Recorded data:
○ ○ ○ ○ ○

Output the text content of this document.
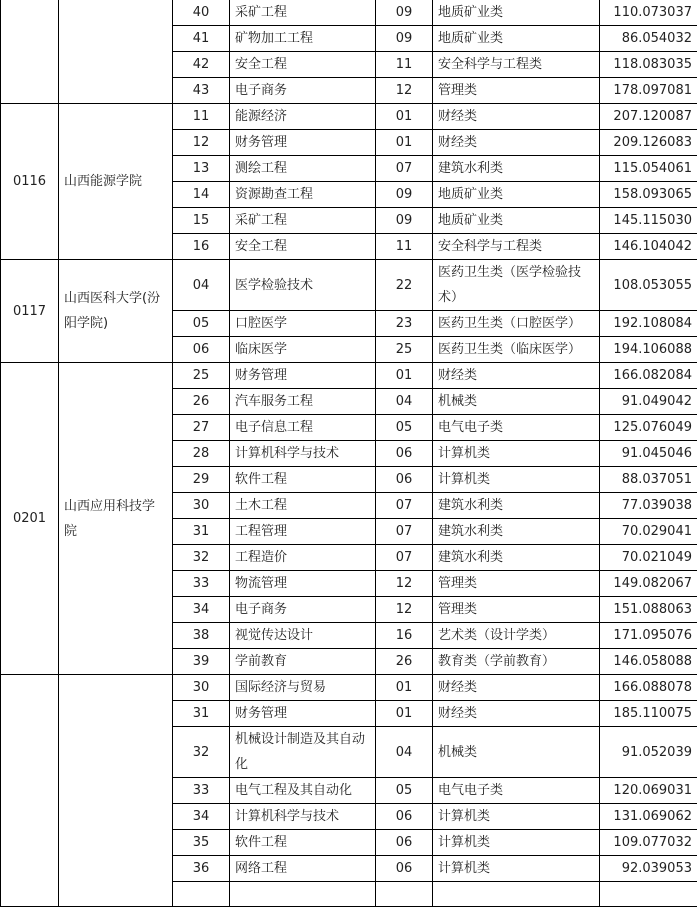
		40	采矿工程	09	地质矿业类	110.073037
		41	矿物加工工程	09	地质矿业类	86.054032
		42	安全工程	11	安全科学与工程类	118.083035
		43	电子商务	12	管理类	178.097081
0116	山西能源学院	11	能源经济	01	财经类	207.120087
		12	财务管理	01	财经类	209.126083
		13	测绘工程	07	建筑水利类	115.054061
		14	资源勘查工程	09	地质矿业类	158.093065
		15	采矿工程	09	地质矿业类	145.115030
		16	安全工程	11	安全科学与工程类	146.104042
0117	山西医科大学(汾阳学院)	04	医学检验技术	22	医药卫生类（医学检验技术）	108.053055
		05	口腔医学	23	医药卫生类（口腔医学）	192.108084
		06	临床医学	25	医药卫生类（临床医学）	194.106088
0201	山西应用科技学院	25	财务管理	01	财经类	166.082084
		26	汽车服务工程	04	机械类	91.049042
		27	电子信息工程	05	电气电子类	125.076049
		28	计算机科学与技术	06	计算机类	91.045046
		29	软件工程	06	计算机类	88.037051
		30	土木工程	07	建筑水利类	77.039038
		31	工程管理	07	建筑水利类	70.029041
		32	工程造价	07	建筑水利类	70.021049
		33	物流管理	12	管理类	149.082067
		34	电子商务	12	管理类	151.088063
		38	视觉传达设计	16	艺术类（设计学类）	171.095076
		39	学前教育	26	教育类（学前教育）	146.058088
		30	国际经济与贸易	01	财经类	166.088078
		31	财务管理	01	财经类	185.110075
		32	机械设计制造及其自动化	04	机械类	91.052039
		33	电气工程及其自动化	05	电气电子类	120.069031
		34	计算机科学与技术	06	计算机类	131.069062
		35	软件工程	06	计算机类	109.077032
		36	网络工程	06	计算机类	92.039053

○ ○ ○ ○ ○

Given exercise:
Restate each entry word for word, leaving out any pictures.

Written response:
Output the text content of this document.
		40	采矿工程	09	地质矿业类	110.073037
		41	矿物加工工程	09	地质矿业类	86.054032
		42	安全工程	11	安全科学与工程类	118.083035
		43	电子商务	12	管理类	178.097081
0116	山西能源学院	11	能源经济	01	财经类	207.120087
		12	财务管理	01	财经类	209.126083
		13	测绘工程	07	建筑水利类	115.054061
		14	资源勘查工程	09	地质矿业类	158.093065
		15	采矿工程	09	地质矿业类	145.115030
		16	安全工程	11	安全科学与工程类	146.104042
0117	山西医科大学(汾阳学院)	04	医学检验技术	22	医药卫生类（医学检验技术）	108.053055
		05	口腔医学	23	医药卫生类（口腔医学）	192.108084
		06	临床医学	25	医药卫生类（临床医学）	194.106088
0201	山西应用科技学院	25	财务管理	01	财经类	166.082084
		26	汽车服务工程	04	机械类	91.049042
		27	电子信息工程	05	电气电子类	125.076049
		28	计算机科学与技术	06	计算机类	91.045046
		29	软件工程	06	计算机类	88.037051
		30	土木工程	07	建筑水利类	77.039038
		31	工程管理	07	建筑水利类	70.029041
		32	工程造价	07	建筑水利类	70.021049
		33	物流管理	12	管理类	149.082067
		34	电子商务	12	管理类	151.088063
		38	视觉传达设计	16	艺术类（设计学类）	171.095076
		39	学前教育	26	教育类（学前教育）	146.058088
		30	国际经济与贸易	01	财经类	166.088078
		31	财务管理	01	财经类	185.110075
		32	机械设计制造及其自动化	04	机械类	91.052039
		33	电气工程及其自动化	05	电气电子类	120.069031
		34	计算机科学与技术	06	计算机类	131.069062
		35	软件工程	06	计算机类	109.077032
		36	网络工程	06	计算机类	92.039053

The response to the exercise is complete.